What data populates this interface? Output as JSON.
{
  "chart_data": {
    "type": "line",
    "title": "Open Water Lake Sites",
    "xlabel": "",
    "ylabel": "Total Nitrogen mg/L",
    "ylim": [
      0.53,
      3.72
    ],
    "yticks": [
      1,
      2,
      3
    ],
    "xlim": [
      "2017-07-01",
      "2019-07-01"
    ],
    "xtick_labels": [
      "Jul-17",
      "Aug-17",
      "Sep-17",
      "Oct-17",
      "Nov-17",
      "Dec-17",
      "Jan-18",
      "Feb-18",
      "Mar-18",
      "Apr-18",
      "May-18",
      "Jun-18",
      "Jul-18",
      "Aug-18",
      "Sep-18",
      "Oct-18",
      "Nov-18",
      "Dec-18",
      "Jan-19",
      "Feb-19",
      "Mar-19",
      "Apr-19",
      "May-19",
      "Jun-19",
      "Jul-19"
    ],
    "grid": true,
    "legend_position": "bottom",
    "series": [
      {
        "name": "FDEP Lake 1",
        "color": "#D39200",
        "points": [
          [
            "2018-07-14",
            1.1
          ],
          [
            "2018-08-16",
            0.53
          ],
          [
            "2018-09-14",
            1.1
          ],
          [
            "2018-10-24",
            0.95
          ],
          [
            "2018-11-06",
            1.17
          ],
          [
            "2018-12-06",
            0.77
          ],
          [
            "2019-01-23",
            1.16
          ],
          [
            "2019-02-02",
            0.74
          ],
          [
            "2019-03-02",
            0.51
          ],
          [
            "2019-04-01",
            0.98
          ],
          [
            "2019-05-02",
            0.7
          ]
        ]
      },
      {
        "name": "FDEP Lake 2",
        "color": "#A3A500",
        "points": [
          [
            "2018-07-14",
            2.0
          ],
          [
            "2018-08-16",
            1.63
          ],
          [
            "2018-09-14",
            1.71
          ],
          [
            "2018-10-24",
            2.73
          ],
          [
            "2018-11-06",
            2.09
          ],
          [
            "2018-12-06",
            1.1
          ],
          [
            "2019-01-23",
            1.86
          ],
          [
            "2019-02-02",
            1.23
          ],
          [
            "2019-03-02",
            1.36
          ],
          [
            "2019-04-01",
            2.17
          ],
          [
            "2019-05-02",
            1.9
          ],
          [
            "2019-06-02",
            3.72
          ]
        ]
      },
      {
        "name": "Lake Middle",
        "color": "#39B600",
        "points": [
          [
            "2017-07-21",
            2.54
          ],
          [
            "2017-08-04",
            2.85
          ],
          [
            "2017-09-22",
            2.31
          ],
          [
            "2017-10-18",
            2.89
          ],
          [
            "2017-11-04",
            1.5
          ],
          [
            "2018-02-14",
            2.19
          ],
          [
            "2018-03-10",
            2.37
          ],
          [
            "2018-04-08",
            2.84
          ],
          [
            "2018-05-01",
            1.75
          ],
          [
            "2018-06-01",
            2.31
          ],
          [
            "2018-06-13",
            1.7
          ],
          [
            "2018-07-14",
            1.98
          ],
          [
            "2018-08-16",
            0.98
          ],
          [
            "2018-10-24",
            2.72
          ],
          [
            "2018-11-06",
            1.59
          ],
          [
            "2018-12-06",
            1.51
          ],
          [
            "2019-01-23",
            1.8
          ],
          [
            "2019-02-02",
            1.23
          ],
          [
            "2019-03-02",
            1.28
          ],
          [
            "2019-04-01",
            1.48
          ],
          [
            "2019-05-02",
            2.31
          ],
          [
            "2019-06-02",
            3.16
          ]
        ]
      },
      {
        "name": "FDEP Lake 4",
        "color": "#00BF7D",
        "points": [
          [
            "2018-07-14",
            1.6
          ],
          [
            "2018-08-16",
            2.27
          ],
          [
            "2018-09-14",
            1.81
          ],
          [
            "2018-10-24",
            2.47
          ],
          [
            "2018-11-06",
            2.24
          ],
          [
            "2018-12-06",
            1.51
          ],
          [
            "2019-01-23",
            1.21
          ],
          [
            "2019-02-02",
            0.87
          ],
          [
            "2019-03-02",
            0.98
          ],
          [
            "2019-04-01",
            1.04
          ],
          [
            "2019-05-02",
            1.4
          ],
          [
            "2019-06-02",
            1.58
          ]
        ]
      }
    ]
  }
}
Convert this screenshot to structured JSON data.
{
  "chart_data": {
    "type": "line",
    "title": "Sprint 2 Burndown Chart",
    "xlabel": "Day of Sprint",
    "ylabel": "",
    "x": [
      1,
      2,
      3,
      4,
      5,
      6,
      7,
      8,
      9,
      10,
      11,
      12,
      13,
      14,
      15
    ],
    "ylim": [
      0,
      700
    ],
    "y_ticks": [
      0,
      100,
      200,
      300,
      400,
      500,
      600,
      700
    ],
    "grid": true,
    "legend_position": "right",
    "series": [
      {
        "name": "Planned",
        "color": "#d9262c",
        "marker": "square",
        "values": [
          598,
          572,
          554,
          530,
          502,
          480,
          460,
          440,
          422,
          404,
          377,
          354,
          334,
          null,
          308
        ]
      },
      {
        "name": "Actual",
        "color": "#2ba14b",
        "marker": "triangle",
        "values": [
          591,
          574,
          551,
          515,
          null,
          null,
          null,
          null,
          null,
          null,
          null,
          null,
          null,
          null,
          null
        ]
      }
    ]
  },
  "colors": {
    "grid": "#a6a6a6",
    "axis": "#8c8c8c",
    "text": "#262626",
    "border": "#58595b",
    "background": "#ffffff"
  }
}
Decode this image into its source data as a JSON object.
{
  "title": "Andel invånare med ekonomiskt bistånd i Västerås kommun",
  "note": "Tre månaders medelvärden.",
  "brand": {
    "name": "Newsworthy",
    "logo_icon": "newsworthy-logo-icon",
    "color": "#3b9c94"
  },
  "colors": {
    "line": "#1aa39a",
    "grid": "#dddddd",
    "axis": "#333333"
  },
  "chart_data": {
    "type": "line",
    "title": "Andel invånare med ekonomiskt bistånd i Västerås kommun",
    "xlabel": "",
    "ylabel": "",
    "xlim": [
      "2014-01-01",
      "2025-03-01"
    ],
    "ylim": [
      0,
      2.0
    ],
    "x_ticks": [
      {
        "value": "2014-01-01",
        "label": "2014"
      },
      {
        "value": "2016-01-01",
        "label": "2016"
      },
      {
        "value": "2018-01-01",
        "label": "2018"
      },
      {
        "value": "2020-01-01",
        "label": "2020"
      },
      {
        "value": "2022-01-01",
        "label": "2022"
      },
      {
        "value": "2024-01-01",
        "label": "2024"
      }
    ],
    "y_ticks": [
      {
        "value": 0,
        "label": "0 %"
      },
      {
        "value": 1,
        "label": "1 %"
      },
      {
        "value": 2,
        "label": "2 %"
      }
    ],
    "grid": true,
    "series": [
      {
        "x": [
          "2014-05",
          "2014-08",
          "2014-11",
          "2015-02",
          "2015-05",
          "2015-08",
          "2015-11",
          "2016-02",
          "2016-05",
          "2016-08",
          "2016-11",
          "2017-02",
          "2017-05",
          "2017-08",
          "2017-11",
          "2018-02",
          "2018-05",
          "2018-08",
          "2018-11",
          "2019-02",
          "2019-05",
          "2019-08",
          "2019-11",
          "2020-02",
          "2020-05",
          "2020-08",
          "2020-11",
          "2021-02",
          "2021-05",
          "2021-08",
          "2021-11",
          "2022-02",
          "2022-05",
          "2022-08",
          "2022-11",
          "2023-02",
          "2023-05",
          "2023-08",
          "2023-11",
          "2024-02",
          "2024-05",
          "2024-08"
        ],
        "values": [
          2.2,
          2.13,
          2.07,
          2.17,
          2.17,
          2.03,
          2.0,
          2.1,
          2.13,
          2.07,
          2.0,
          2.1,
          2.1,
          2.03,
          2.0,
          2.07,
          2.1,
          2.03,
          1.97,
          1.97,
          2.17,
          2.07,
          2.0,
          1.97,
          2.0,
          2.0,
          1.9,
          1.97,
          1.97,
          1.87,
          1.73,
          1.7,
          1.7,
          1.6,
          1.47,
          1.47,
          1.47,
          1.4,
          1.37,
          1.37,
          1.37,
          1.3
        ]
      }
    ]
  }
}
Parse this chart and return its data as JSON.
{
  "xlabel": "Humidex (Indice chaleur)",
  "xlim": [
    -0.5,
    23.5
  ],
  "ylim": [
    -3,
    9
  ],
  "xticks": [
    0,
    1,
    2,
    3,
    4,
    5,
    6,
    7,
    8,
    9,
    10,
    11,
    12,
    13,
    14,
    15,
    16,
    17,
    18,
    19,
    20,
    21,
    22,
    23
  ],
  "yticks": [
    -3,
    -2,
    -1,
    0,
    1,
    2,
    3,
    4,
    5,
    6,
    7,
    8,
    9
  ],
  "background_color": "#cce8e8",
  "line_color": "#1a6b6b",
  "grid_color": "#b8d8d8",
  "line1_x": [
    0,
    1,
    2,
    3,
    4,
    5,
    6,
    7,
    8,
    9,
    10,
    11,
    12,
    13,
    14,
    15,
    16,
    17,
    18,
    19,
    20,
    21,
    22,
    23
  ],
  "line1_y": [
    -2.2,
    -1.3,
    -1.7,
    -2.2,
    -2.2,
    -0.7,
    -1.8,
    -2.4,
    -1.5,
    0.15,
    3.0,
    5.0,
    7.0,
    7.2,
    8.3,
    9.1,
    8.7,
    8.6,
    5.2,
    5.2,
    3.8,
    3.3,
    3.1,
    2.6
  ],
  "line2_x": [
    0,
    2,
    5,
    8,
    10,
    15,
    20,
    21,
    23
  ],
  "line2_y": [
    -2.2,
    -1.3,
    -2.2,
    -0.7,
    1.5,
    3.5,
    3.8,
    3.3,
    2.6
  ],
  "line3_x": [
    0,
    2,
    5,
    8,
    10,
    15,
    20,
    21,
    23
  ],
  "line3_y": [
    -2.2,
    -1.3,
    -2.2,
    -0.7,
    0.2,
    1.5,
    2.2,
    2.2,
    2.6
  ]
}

--*--

▶ **WRITTEN REQUEST**: Make an exact copy of every line from the one with "Parse this chart and return its data as JSON." to the end of the data, with the first and last of those lines included.

▶ **RESPONSE BELOW**:
Parse this chart and return its data as JSON.
{
  "xlabel": "Humidex (Indice chaleur)",
  "xlim": [
    -0.5,
    23.5
  ],
  "ylim": [
    -3,
    9
  ],
  "xticks": [
    0,
    1,
    2,
    3,
    4,
    5,
    6,
    7,
    8,
    9,
    10,
    11,
    12,
    13,
    14,
    15,
    16,
    17,
    18,
    19,
    20,
    21,
    22,
    23
  ],
  "yticks": [
    -3,
    -2,
    -1,
    0,
    1,
    2,
    3,
    4,
    5,
    6,
    7,
    8,
    9
  ],
  "background_color": "#cce8e8",
  "line_color": "#1a6b6b",
  "grid_color": "#b8d8d8",
  "line1_x": [
    0,
    1,
    2,
    3,
    4,
    5,
    6,
    7,
    8,
    9,
    10,
    11,
    12,
    13,
    14,
    15,
    16,
    17,
    18,
    19,
    20,
    21,
    22,
    23
  ],
  "line1_y": [
    -2.2,
    -1.3,
    -1.7,
    -2.2,
    -2.2,
    -0.7,
    -1.8,
    -2.4,
    -1.5,
    0.15,
    3.0,
    5.0,
    7.0,
    7.2,
    8.3,
    9.1,
    8.7,
    8.6,
    5.2,
    5.2,
    3.8,
    3.3,
    3.1,
    2.6
  ],
  "line2_x": [
    0,
    2,
    5,
    8,
    10,
    15,
    20,
    21,
    23
  ],
  "line2_y": [
    -2.2,
    -1.3,
    -2.2,
    -0.7,
    1.5,
    3.5,
    3.8,
    3.3,
    2.6
  ],
  "line3_x": [
    0,
    2,
    5,
    8,
    10,
    15,
    20,
    21,
    23
  ],
  "line3_y": [
    -2.2,
    -1.3,
    -2.2,
    -0.7,
    0.2,
    1.5,
    2.2,
    2.2,
    2.6
  ]
}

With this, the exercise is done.